* REQUIREMENTS
Present the data once more in exactly its original form.

* RECORDS SUPPLIED

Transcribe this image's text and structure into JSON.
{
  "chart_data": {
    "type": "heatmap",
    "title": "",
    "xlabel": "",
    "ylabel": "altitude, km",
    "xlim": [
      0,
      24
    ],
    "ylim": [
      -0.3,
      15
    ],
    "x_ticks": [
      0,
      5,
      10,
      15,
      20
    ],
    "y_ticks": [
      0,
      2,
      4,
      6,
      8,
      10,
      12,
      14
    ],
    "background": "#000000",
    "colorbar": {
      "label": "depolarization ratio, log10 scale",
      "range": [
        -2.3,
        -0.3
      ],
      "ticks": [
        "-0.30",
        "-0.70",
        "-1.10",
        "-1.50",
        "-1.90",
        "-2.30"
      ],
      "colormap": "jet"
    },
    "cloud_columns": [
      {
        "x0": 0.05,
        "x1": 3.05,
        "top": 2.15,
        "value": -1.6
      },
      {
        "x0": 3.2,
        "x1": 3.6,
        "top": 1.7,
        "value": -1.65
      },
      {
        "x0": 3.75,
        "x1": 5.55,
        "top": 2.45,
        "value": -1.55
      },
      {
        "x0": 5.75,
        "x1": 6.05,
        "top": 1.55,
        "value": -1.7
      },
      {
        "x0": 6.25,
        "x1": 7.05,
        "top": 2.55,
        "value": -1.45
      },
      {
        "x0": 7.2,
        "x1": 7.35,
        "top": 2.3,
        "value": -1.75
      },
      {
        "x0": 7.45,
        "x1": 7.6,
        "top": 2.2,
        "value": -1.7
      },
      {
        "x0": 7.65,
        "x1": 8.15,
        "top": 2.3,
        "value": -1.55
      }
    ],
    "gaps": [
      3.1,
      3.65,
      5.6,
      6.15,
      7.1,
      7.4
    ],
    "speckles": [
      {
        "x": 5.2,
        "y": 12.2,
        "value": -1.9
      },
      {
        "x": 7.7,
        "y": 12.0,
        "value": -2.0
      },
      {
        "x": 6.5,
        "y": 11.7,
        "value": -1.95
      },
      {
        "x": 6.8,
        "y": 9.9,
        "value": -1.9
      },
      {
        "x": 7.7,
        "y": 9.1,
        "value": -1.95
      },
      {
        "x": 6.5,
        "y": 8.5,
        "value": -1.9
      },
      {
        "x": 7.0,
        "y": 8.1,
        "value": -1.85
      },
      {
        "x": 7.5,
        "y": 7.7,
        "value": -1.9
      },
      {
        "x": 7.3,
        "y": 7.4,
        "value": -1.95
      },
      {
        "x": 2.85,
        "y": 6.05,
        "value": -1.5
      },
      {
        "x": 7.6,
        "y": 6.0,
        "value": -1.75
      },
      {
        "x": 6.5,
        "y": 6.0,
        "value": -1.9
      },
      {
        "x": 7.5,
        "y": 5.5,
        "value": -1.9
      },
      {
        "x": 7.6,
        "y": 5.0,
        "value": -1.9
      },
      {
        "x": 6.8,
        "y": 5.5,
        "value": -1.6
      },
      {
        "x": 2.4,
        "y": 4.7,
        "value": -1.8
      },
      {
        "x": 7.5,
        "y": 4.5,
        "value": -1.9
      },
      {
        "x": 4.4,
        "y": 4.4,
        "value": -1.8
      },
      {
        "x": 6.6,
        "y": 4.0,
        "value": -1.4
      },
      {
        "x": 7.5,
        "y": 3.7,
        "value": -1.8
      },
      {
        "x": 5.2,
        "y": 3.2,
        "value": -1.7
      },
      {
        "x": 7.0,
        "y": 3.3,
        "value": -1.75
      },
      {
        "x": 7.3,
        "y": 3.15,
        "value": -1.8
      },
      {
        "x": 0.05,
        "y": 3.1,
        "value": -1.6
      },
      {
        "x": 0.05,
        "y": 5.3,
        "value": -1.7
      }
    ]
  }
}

* WRITTEN RESPONSE
Transcribe this image's text and structure into JSON.
{
  "chart_data": {
    "type": "heatmap",
    "title": "",
    "xlabel": "",
    "ylabel": "altitude, km",
    "xlim": [
      0,
      24
    ],
    "ylim": [
      -0.3,
      15
    ],
    "x_ticks": [
      0,
      5,
      10,
      15,
      20
    ],
    "y_ticks": [
      0,
      2,
      4,
      6,
      8,
      10,
      12,
      14
    ],
    "background": "#000000",
    "colorbar": {
      "label": "depolarization ratio, log10 scale",
      "range": [
        -2.3,
        -0.3
      ],
      "ticks": [
        "-0.30",
        "-0.70",
        "-1.10",
        "-1.50",
        "-1.90",
        "-2.30"
      ],
      "colormap": "jet"
    },
    "cloud_columns": [
      {
        "x0": 0.05,
        "x1": 3.05,
        "top": 2.15,
        "value": -1.6
      },
      {
        "x0": 3.2,
        "x1": 3.6,
        "top": 1.7,
        "value": -1.65
      },
      {
        "x0": 3.75,
        "x1": 5.55,
        "top": 2.45,
        "value": -1.55
      },
      {
        "x0": 5.75,
        "x1": 6.05,
        "top": 1.55,
        "value": -1.7
      },
      {
        "x0": 6.25,
        "x1": 7.05,
        "top": 2.55,
        "value": -1.45
      },
      {
        "x0": 7.2,
        "x1": 7.35,
        "top": 2.3,
        "value": -1.75
      },
      {
        "x0": 7.45,
        "x1": 7.6,
        "top": 2.2,
        "value": -1.7
      },
      {
        "x0": 7.65,
        "x1": 8.15,
        "top": 2.3,
        "value": -1.55
      }
    ],
    "gaps": [
      3.1,
      3.65,
      5.6,
      6.15,
      7.1,
      7.4
    ],
    "speckles": [
      {
        "x": 5.2,
        "y": 12.2,
        "value": -1.9
      },
      {
        "x": 7.7,
        "y": 12.0,
        "value": -2.0
      },
      {
        "x": 6.5,
        "y": 11.7,
        "value": -1.95
      },
      {
        "x": 6.8,
        "y": 9.9,
        "value": -1.9
      },
      {
        "x": 7.7,
        "y": 9.1,
        "value": -1.95
      },
      {
        "x": 6.5,
        "y": 8.5,
        "value": -1.9
      },
      {
        "x": 7.0,
        "y": 8.1,
        "value": -1.85
      },
      {
        "x": 7.5,
        "y": 7.7,
        "value": -1.9
      },
      {
        "x": 7.3,
        "y": 7.4,
        "value": -1.95
      },
      {
        "x": 2.85,
        "y": 6.05,
        "value": -1.5
      },
      {
        "x": 7.6,
        "y": 6.0,
        "value": -1.75
      },
      {
        "x": 6.5,
        "y": 6.0,
        "value": -1.9
      },
      {
        "x": 7.5,
        "y": 5.5,
        "value": -1.9
      },
      {
        "x": 7.6,
        "y": 5.0,
        "value": -1.9
      },
      {
        "x": 6.8,
        "y": 5.5,
        "value": -1.6
      },
      {
        "x": 2.4,
        "y": 4.7,
        "value": -1.8
      },
      {
        "x": 7.5,
        "y": 4.5,
        "value": -1.9
      },
      {
        "x": 4.4,
        "y": 4.4,
        "value": -1.8
      },
      {
        "x": 6.6,
        "y": 4.0,
        "value": -1.4
      },
      {
        "x": 7.5,
        "y": 3.7,
        "value": -1.8
      },
      {
        "x": 5.2,
        "y": 3.2,
        "value": -1.7
      },
      {
        "x": 7.0,
        "y": 3.3,
        "value": -1.75
      },
      {
        "x": 7.3,
        "y": 3.15,
        "value": -1.8
      },
      {
        "x": 0.05,
        "y": 3.1,
        "value": -1.6
      },
      {
        "x": 0.05,
        "y": 5.3,
        "value": -1.7
      }
    ]
  }
}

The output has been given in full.